## Stated problem
Retype each record below word for word. Leave the pictures out.

## Material for the task
** BEGIN **

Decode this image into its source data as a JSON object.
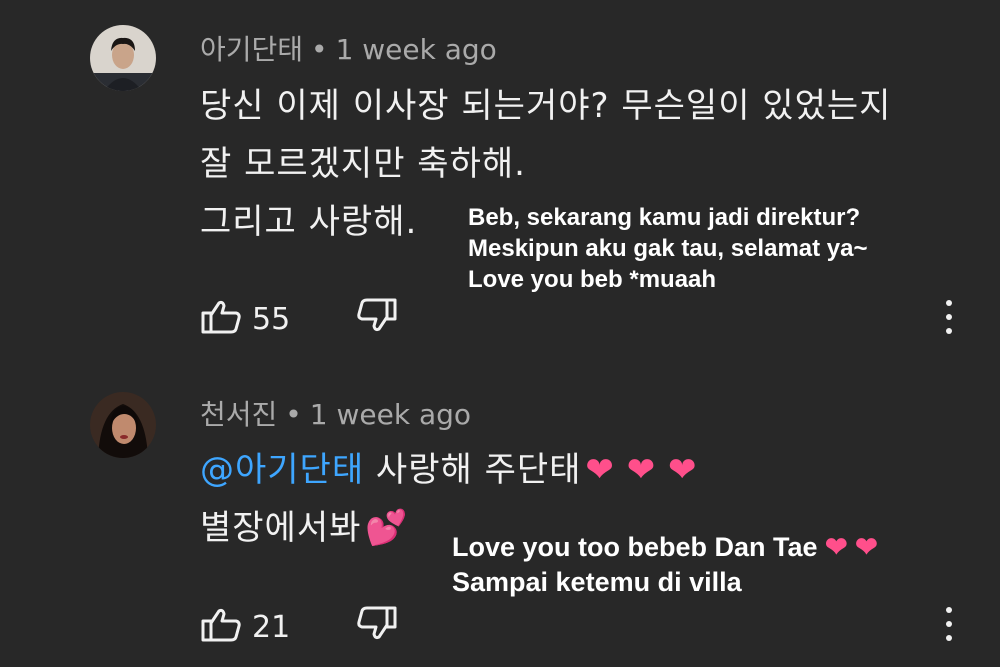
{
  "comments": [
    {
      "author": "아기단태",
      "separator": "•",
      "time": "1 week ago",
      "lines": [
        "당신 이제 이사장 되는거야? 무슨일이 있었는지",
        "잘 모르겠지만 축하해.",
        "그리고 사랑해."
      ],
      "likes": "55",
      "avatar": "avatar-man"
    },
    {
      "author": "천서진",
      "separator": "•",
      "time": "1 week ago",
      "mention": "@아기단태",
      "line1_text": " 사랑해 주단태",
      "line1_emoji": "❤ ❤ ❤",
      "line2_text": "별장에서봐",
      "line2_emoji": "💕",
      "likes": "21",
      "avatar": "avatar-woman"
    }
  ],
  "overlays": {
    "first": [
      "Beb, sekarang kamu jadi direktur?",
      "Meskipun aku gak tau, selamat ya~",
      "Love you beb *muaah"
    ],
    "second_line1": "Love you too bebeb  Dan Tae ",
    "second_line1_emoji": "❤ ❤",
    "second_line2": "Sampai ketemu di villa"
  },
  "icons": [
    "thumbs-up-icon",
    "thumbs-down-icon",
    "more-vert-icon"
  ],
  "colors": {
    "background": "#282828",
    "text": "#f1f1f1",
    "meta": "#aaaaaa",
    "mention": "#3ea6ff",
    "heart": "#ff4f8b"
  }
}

** END **

## Problem solution
Decode this image into its source data as a JSON object.
{
  "comments": [
    {
      "author": "아기단태",
      "separator": "•",
      "time": "1 week ago",
      "lines": [
        "당신 이제 이사장 되는거야? 무슨일이 있었는지",
        "잘 모르겠지만 축하해.",
        "그리고 사랑해."
      ],
      "likes": "55",
      "avatar": "avatar-man"
    },
    {
      "author": "천서진",
      "separator": "•",
      "time": "1 week ago",
      "mention": "@아기단태",
      "line1_text": " 사랑해 주단태",
      "line1_emoji": "❤ ❤ ❤",
      "line2_text": "별장에서봐",
      "line2_emoji": "💕",
      "likes": "21",
      "avatar": "avatar-woman"
    }
  ],
  "overlays": {
    "first": [
      "Beb, sekarang kamu jadi direktur?",
      "Meskipun aku gak tau, selamat ya~",
      "Love you beb *muaah"
    ],
    "second_line1": "Love you too bebeb  Dan Tae ",
    "second_line1_emoji": "❤ ❤",
    "second_line2": "Sampai ketemu di villa"
  },
  "icons": [
    "thumbs-up-icon",
    "thumbs-down-icon",
    "more-vert-icon"
  ],
  "colors": {
    "background": "#282828",
    "text": "#f1f1f1",
    "meta": "#aaaaaa",
    "mention": "#3ea6ff",
    "heart": "#ff4f8b"
  }
}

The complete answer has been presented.